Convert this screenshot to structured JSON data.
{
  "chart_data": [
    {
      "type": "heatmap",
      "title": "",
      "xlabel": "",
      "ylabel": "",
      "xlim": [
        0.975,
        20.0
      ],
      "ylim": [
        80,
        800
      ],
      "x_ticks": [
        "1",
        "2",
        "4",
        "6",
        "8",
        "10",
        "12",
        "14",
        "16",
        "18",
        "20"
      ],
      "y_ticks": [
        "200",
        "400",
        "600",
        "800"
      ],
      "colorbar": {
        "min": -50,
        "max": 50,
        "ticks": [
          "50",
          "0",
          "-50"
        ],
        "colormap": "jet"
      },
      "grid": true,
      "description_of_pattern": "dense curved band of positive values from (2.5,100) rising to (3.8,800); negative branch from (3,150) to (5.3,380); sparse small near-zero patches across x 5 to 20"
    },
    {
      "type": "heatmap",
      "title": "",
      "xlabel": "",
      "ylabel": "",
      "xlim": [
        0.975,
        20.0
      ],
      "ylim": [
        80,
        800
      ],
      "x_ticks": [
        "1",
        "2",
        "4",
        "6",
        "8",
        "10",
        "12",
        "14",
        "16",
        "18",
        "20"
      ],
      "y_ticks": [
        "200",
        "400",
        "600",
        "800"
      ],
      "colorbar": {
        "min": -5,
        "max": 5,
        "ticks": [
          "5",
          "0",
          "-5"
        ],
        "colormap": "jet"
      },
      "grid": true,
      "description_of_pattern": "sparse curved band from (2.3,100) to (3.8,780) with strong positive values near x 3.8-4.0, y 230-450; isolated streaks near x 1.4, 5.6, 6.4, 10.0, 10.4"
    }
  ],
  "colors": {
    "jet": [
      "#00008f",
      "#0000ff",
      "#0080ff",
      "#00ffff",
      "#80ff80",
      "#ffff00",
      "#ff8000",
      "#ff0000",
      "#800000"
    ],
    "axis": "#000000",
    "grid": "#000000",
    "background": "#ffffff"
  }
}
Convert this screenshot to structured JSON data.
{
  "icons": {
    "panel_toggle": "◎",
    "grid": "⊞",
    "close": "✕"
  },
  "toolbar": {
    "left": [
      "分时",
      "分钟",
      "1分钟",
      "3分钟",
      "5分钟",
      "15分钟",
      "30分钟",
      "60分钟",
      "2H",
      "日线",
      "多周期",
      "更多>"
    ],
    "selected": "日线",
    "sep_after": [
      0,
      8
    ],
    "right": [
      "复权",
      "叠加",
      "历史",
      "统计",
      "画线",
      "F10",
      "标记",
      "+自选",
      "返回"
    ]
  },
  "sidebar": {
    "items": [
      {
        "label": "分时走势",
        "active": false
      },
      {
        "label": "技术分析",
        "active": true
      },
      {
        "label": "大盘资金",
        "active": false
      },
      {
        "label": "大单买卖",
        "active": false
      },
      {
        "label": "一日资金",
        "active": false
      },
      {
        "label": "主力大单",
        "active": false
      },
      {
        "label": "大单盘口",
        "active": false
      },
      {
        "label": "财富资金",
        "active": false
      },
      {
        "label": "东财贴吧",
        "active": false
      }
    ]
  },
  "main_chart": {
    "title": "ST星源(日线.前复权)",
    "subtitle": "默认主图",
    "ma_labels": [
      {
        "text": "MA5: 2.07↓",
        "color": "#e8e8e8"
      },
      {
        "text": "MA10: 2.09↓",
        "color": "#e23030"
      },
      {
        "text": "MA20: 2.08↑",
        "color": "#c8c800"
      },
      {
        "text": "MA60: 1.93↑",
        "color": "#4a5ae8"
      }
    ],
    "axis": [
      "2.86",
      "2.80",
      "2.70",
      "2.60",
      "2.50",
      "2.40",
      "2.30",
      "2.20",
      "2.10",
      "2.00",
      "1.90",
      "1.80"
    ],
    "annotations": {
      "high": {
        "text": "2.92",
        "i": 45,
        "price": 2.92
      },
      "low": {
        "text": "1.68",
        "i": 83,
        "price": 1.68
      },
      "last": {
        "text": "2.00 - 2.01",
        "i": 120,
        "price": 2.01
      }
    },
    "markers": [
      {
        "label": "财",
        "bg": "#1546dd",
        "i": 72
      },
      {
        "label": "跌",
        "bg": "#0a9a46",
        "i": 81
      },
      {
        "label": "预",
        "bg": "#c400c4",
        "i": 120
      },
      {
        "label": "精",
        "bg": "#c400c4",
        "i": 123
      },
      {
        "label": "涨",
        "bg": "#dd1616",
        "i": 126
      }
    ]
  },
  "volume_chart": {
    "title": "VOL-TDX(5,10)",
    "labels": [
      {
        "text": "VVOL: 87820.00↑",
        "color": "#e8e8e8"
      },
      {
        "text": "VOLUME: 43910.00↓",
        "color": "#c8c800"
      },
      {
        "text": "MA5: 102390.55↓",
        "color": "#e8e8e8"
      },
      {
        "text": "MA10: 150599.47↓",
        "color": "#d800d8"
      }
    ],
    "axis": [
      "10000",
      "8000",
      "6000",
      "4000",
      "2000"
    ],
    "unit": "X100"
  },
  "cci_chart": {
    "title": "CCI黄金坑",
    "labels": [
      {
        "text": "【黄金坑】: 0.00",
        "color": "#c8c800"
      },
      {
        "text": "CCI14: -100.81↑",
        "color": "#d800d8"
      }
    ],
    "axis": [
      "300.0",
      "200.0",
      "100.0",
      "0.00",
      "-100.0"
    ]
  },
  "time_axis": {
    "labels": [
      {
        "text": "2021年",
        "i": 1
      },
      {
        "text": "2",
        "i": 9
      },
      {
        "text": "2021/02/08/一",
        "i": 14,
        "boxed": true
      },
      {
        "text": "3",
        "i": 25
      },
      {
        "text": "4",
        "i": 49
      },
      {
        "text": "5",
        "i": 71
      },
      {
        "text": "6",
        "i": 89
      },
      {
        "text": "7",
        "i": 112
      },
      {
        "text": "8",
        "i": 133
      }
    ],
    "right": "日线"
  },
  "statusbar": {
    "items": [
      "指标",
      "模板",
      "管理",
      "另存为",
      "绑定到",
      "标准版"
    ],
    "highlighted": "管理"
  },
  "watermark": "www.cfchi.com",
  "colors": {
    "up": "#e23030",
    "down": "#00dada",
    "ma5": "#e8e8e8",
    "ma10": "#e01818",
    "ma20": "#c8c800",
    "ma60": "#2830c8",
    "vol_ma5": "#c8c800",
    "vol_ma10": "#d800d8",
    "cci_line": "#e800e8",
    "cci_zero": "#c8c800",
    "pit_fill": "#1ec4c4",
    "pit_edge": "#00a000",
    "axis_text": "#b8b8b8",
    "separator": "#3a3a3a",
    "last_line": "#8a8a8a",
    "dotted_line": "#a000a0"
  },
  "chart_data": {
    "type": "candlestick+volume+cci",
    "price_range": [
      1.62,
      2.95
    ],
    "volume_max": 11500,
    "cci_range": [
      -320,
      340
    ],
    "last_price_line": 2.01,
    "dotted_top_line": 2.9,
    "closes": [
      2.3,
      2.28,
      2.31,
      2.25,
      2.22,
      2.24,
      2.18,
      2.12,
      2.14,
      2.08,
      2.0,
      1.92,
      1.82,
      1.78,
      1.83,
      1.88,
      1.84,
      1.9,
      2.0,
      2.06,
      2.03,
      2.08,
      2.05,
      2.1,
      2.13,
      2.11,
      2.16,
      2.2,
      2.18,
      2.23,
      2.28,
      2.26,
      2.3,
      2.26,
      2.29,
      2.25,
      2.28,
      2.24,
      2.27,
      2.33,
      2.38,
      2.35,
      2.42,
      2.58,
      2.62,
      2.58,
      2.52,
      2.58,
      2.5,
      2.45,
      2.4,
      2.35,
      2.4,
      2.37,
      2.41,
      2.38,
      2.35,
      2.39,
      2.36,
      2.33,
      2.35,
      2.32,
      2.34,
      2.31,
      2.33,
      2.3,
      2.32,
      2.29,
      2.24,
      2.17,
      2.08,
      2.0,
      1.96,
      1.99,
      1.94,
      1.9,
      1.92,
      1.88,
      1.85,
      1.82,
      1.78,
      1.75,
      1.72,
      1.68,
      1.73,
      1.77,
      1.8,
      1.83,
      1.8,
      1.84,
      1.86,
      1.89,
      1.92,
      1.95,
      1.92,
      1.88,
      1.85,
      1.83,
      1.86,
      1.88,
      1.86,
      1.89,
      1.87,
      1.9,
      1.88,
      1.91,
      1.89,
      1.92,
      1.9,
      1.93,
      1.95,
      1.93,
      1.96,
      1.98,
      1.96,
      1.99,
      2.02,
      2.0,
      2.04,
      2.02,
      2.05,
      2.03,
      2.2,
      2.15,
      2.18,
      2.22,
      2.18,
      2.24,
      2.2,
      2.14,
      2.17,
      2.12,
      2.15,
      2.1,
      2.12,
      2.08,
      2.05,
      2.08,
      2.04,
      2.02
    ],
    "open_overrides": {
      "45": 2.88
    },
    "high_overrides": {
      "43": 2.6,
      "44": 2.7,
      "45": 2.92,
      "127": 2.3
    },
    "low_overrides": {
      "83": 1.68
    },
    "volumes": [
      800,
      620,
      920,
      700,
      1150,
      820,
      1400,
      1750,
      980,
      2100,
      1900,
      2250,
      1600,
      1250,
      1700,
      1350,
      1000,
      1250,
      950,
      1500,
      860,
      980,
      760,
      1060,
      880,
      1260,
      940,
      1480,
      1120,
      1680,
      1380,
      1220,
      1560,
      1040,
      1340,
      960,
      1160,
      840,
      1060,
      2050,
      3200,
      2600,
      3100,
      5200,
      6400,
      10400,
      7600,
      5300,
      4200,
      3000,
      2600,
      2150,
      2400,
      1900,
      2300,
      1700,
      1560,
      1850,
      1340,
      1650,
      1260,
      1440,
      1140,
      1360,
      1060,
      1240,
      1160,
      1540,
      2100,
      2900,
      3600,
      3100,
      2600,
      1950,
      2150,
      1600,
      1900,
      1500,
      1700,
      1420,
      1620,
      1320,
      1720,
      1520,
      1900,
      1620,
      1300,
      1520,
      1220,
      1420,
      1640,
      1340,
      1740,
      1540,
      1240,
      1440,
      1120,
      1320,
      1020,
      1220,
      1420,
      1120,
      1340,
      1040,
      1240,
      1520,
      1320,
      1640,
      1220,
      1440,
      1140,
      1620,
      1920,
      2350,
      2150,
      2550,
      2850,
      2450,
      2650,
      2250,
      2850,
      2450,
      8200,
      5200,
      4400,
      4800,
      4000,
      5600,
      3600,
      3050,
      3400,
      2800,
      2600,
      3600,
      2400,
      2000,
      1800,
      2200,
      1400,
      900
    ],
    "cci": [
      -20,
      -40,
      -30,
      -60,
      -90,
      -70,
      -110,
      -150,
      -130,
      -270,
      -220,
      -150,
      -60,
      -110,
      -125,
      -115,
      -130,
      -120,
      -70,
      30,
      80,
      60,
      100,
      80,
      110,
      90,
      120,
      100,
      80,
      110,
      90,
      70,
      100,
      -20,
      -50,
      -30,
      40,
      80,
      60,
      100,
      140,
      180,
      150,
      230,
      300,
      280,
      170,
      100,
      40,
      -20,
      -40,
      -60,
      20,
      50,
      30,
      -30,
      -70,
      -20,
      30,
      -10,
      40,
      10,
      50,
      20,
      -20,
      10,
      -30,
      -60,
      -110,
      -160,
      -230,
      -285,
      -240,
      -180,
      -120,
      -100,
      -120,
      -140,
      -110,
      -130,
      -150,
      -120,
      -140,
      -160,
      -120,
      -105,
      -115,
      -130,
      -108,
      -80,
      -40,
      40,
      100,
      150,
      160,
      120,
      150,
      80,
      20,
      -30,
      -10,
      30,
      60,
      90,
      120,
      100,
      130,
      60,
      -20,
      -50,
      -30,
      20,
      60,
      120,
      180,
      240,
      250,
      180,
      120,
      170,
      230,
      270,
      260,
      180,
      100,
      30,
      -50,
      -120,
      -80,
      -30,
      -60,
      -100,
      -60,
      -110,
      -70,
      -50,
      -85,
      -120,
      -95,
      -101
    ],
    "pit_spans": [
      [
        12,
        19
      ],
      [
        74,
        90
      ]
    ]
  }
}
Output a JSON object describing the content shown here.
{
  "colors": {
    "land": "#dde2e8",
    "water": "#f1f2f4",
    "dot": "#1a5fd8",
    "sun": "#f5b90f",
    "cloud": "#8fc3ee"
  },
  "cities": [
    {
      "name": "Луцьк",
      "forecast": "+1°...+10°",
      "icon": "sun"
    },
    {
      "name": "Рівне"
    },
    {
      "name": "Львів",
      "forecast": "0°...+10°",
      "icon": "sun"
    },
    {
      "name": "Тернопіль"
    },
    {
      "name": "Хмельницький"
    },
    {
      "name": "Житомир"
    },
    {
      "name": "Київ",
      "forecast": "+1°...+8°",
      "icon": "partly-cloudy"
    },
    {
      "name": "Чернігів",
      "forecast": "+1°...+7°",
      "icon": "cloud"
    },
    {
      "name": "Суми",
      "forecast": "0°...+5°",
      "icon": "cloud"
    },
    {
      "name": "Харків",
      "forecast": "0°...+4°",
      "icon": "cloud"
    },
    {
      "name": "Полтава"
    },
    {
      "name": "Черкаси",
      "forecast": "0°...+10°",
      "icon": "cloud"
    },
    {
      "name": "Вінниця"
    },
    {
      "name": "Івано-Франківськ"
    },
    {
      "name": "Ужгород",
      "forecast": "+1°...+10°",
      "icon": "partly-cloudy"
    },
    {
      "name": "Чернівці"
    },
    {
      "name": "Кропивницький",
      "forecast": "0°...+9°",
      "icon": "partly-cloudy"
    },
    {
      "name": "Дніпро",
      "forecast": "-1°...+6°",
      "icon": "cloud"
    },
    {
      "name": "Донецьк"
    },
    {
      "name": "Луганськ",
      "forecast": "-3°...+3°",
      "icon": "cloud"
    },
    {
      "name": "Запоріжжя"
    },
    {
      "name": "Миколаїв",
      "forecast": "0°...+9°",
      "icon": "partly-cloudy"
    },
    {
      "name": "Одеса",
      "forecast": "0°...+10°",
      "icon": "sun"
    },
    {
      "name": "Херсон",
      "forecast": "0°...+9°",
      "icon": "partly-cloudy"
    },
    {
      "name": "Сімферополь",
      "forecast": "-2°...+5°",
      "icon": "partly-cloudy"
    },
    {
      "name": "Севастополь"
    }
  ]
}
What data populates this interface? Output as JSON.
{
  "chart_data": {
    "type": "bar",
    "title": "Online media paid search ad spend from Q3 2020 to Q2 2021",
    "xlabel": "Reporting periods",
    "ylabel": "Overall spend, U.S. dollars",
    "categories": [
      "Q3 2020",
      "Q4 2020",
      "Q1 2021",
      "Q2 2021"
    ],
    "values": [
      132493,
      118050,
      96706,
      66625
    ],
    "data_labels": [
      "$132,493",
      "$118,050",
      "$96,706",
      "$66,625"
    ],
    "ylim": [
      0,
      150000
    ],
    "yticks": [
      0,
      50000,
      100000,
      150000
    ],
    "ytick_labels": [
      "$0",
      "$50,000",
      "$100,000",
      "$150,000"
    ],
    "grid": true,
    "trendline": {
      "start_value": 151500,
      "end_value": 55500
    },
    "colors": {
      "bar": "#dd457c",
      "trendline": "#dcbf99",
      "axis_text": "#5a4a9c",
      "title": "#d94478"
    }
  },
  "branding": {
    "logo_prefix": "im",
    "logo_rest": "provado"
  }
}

#### [Task details]
Repeat exactly the lines above, starting with the line that contains "What data populates" and ending with the last line, both included, and nothing else.

#### [Answer to the task]
What data populates this interface? Output as JSON.
{
  "chart_data": {
    "type": "bar",
    "title": "Online media paid search ad spend from Q3 2020 to Q2 2021",
    "xlabel": "Reporting periods",
    "ylabel": "Overall spend, U.S. dollars",
    "categories": [
      "Q3 2020",
      "Q4 2020",
      "Q1 2021",
      "Q2 2021"
    ],
    "values": [
      132493,
      118050,
      96706,
      66625
    ],
    "data_labels": [
      "$132,493",
      "$118,050",
      "$96,706",
      "$66,625"
    ],
    "ylim": [
      0,
      150000
    ],
    "yticks": [
      0,
      50000,
      100000,
      150000
    ],
    "ytick_labels": [
      "$0",
      "$50,000",
      "$100,000",
      "$150,000"
    ],
    "grid": true,
    "trendline": {
      "start_value": 151500,
      "end_value": 55500
    },
    "colors": {
      "bar": "#dd457c",
      "trendline": "#dcbf99",
      "axis_text": "#5a4a9c",
      "title": "#d94478"
    }
  },
  "branding": {
    "logo_prefix": "im",
    "logo_rest": "provado"
  }
}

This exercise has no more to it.